Records shown
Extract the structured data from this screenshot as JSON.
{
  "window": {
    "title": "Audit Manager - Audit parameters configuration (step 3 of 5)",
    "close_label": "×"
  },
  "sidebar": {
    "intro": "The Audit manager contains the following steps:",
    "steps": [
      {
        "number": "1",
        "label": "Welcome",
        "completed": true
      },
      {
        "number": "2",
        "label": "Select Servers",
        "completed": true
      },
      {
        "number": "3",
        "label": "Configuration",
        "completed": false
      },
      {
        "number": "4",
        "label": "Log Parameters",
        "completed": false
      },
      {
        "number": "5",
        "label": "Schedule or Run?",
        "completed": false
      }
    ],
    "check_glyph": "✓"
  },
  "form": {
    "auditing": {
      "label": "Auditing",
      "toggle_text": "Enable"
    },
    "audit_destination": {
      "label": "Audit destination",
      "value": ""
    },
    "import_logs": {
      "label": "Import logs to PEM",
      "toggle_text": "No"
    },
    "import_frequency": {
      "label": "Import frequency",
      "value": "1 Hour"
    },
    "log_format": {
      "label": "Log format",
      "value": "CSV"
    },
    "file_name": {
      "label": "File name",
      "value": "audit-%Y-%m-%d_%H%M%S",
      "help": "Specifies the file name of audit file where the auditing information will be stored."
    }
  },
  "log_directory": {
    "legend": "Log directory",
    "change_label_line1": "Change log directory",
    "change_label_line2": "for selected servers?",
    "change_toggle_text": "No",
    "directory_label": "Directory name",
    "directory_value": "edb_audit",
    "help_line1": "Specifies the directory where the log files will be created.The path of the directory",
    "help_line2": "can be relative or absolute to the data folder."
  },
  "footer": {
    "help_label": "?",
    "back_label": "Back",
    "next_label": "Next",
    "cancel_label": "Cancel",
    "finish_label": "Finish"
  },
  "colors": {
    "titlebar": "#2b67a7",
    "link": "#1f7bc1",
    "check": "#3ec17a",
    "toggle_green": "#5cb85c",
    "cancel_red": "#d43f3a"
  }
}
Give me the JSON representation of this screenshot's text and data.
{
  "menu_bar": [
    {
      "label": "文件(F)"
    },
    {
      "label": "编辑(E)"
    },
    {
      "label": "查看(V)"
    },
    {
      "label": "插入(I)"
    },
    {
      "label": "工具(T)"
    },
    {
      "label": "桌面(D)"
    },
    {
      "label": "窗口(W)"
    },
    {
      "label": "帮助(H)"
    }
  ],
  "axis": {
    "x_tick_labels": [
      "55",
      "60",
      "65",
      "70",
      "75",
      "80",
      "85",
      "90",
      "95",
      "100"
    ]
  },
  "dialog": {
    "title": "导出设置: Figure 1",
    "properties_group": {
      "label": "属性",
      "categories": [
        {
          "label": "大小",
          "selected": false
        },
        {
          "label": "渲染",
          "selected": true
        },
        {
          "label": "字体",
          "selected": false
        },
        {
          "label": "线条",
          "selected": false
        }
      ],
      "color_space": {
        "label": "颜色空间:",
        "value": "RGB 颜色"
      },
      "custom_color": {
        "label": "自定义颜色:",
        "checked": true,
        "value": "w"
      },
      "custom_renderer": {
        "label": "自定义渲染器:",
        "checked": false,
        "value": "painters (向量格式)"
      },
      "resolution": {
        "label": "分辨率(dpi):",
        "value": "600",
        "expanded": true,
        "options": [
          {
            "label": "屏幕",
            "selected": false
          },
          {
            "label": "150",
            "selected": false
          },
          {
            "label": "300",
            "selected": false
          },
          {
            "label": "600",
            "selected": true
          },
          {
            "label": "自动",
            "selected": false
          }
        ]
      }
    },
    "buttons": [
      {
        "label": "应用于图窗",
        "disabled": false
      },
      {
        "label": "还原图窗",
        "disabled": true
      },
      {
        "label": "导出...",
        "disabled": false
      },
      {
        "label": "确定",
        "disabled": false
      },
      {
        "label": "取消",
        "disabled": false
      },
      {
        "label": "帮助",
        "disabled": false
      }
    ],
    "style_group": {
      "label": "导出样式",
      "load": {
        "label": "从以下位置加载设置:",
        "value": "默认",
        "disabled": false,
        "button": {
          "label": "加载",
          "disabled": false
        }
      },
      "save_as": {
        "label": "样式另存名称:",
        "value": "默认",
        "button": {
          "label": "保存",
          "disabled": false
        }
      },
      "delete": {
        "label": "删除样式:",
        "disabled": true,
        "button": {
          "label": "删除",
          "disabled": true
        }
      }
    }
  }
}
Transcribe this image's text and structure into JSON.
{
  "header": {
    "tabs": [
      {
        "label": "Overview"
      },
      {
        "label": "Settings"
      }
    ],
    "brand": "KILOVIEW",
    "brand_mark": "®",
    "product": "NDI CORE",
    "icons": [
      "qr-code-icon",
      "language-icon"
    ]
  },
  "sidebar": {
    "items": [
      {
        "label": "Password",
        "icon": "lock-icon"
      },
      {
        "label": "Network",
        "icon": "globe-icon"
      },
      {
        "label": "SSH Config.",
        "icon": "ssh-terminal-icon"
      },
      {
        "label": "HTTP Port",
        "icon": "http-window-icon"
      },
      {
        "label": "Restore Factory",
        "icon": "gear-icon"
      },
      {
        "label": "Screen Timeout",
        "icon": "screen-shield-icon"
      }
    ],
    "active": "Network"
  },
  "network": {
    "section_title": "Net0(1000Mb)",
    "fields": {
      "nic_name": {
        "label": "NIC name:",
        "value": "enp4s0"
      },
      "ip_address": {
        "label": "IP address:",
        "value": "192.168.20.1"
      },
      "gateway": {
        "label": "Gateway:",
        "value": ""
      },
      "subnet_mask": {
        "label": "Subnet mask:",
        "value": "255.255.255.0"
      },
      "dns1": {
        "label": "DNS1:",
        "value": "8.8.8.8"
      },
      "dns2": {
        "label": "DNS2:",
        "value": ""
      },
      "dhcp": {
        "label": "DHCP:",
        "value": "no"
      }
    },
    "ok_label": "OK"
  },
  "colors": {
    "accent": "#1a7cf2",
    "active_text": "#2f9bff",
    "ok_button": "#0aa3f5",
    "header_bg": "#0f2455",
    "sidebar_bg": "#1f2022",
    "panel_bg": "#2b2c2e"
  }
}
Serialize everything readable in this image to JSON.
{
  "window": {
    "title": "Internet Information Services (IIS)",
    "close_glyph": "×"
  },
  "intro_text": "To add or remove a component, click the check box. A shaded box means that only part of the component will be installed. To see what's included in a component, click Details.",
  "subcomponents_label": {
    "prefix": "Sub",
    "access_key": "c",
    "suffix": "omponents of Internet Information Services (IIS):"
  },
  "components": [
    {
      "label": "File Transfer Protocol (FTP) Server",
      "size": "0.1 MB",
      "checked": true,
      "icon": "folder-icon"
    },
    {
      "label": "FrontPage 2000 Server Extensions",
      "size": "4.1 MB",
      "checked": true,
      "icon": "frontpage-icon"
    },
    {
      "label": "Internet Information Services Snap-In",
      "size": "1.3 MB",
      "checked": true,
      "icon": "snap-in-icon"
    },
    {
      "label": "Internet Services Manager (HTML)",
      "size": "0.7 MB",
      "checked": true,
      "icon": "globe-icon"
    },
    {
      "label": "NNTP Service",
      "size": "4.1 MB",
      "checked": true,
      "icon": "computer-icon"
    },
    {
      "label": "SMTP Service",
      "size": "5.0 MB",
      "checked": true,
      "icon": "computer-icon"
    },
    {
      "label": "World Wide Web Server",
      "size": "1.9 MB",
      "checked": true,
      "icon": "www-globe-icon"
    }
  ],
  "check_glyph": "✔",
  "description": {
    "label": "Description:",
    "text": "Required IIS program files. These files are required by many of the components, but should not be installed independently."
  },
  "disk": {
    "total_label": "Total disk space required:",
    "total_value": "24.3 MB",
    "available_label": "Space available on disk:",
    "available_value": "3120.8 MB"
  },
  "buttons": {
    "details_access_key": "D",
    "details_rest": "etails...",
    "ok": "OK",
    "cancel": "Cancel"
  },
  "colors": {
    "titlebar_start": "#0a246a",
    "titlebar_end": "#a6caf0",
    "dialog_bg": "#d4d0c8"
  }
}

Given request
Wherever a line in the data above holds "Internet", copy that line.

Solution for this exercise
    "title": "Internet Information Services (IIS)",
    "suffix": "omponents of Internet Information Services (IIS):"
      "label": "Internet Information Services Snap-In",
      "label": "Internet Services Manager (HTML)",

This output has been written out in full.